= EXERCISE OBJECTIVE =
Reproduce the listing exactly and skip over any pictures.

— BEGIN TASK INPUT —

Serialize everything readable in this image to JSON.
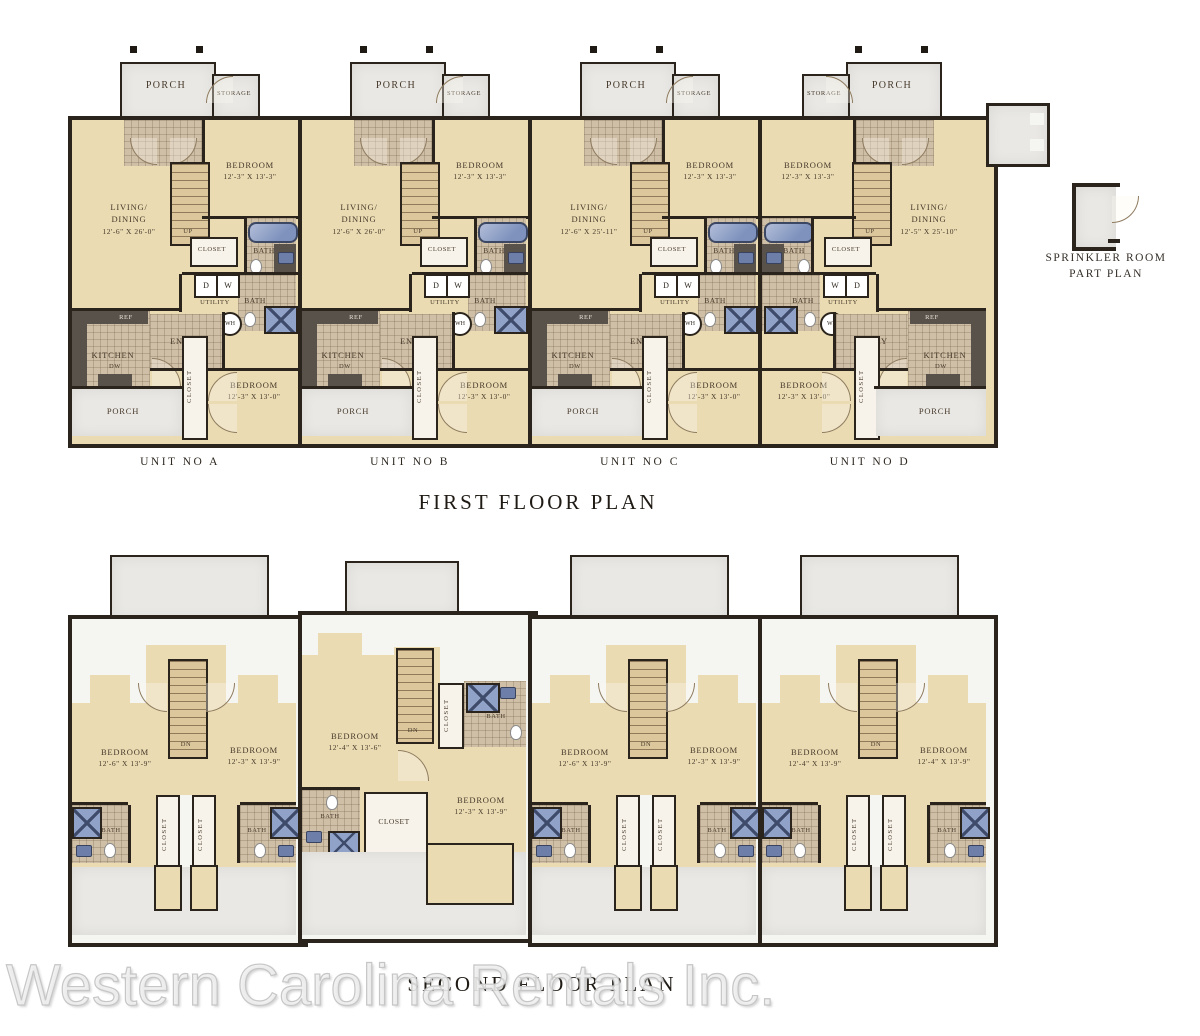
{
  "labels": {
    "porch": "PORCH",
    "storage": "STORAGE",
    "up": "UP",
    "dn": "DN",
    "closet": "CLOSET",
    "bath": "BATH",
    "utility": "UTILITY",
    "dryer": "D",
    "washer": "W",
    "ac": "AC",
    "wh": "WH",
    "ref": "REF",
    "kitchen": "KITCHEN",
    "entry": "ENTRY",
    "dw": "DW",
    "bedroom": "BEDROOM",
    "living1": "LIVING/",
    "living2": "DINING"
  },
  "first_floor": {
    "title": "FIRST FLOOR PLAN",
    "units": [
      {
        "name": "UNIT NO A",
        "living_dim": "12'-6\" X 26'-0\"",
        "bed1_dim": "12'-3\" X 13'-3\"",
        "bed2_dim": "12'-3\" X 13'-0\""
      },
      {
        "name": "UNIT NO B",
        "living_dim": "12'-6\" X 26'-0\"",
        "bed1_dim": "12'-3\" X 13'-3\"",
        "bed2_dim": "12'-3\" X 13'-0\""
      },
      {
        "name": "UNIT NO C",
        "living_dim": "12'-6\" X 25'-11\"",
        "bed1_dim": "12'-3\" X 13'-3\"",
        "bed2_dim": "12'-3\" X 13'-0\""
      },
      {
        "name": "UNIT NO D",
        "living_dim": "12'-5\" X 25'-10\"",
        "bed1_dim": "12'-3\" X 13'-3\"",
        "bed2_dim": "12'-3\" X 13'-0\""
      }
    ]
  },
  "second_floor": {
    "title": "SECOND FLOOR PLAN",
    "units": [
      {
        "bed_left_dim": "12'-6\" X 13'-9\"",
        "bed_right_dim": "12'-3\" X 13'-9\""
      },
      {
        "bed_left_dim": "12'-4\" X 13'-6\"",
        "bed_right_dim": "12'-3\" X 13'-9\""
      },
      {
        "bed_left_dim": "12'-6\" X 13'-9\"",
        "bed_right_dim": "12'-3\" X 13'-9\""
      },
      {
        "bed_left_dim": "12'-4\" X 13'-9\"",
        "bed_right_dim": "12'-4\" X 13'-9\""
      }
    ]
  },
  "sprinkler": {
    "line1": "SPRINKLER ROOM",
    "line2": "PART PLAN"
  },
  "watermark": "Western Carolina Rentals Inc.",
  "colors": {
    "wall": "#2b241c",
    "floor": "#eadbb2",
    "porch": "#e9e8e4",
    "fixture_blue": "#91a2c8"
  }
}
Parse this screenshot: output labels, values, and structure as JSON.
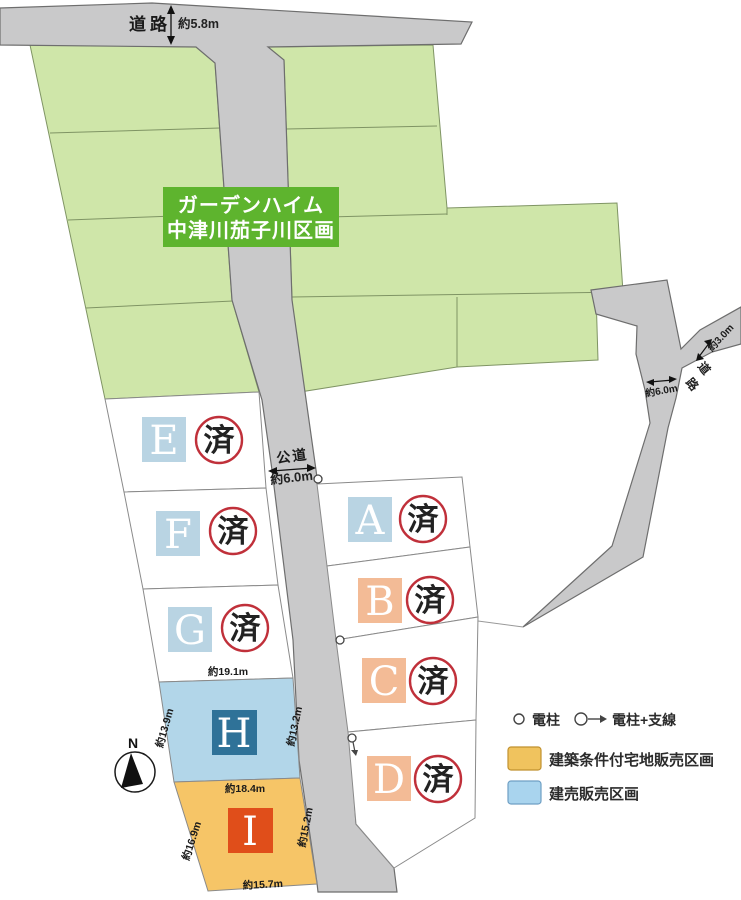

— END TASK INPUT —

= EXERCISE RESPONSE =
Serialize everything readable in this image to JSON.
{
  "labels": {
    "porch": "PORCH",
    "storage": "STORAGE",
    "up": "UP",
    "dn": "DN",
    "closet": "CLOSET",
    "bath": "BATH",
    "utility": "UTILITY",
    "dryer": "D",
    "washer": "W",
    "ac": "AC",
    "wh": "WH",
    "ref": "REF",
    "kitchen": "KITCHEN",
    "entry": "ENTRY",
    "dw": "DW",
    "bedroom": "BEDROOM",
    "living1": "LIVING/",
    "living2": "DINING"
  },
  "first_floor": {
    "title": "FIRST FLOOR PLAN",
    "units": [
      {
        "name": "UNIT NO A",
        "living_dim": "12'-6\" X 26'-0\"",
        "bed1_dim": "12'-3\" X 13'-3\"",
        "bed2_dim": "12'-3\" X 13'-0\""
      },
      {
        "name": "UNIT NO B",
        "living_dim": "12'-6\" X 26'-0\"",
        "bed1_dim": "12'-3\" X 13'-3\"",
        "bed2_dim": "12'-3\" X 13'-0\""
      },
      {
        "name": "UNIT NO C",
        "living_dim": "12'-6\" X 25'-11\"",
        "bed1_dim": "12'-3\" X 13'-3\"",
        "bed2_dim": "12'-3\" X 13'-0\""
      },
      {
        "name": "UNIT NO D",
        "living_dim": "12'-5\" X 25'-10\"",
        "bed1_dim": "12'-3\" X 13'-3\"",
        "bed2_dim": "12'-3\" X 13'-0\""
      }
    ]
  },
  "second_floor": {
    "title": "SECOND FLOOR PLAN",
    "units": [
      {
        "bed_left_dim": "12'-6\" X 13'-9\"",
        "bed_right_dim": "12'-3\" X 13'-9\""
      },
      {
        "bed_left_dim": "12'-4\" X 13'-6\"",
        "bed_right_dim": "12'-3\" X 13'-9\""
      },
      {
        "bed_left_dim": "12'-6\" X 13'-9\"",
        "bed_right_dim": "12'-3\" X 13'-9\""
      },
      {
        "bed_left_dim": "12'-4\" X 13'-9\"",
        "bed_right_dim": "12'-4\" X 13'-9\""
      }
    ]
  },
  "sprinkler": {
    "line1": "SPRINKLER ROOM",
    "line2": "PART PLAN"
  },
  "watermark": "Western Carolina Rentals Inc.",
  "colors": {
    "wall": "#2b241c",
    "floor": "#eadbb2",
    "porch": "#e9e8e4",
    "fixture_blue": "#91a2c8"
  }
}
Parse this screenshot: output labels, values, and structure as JSON.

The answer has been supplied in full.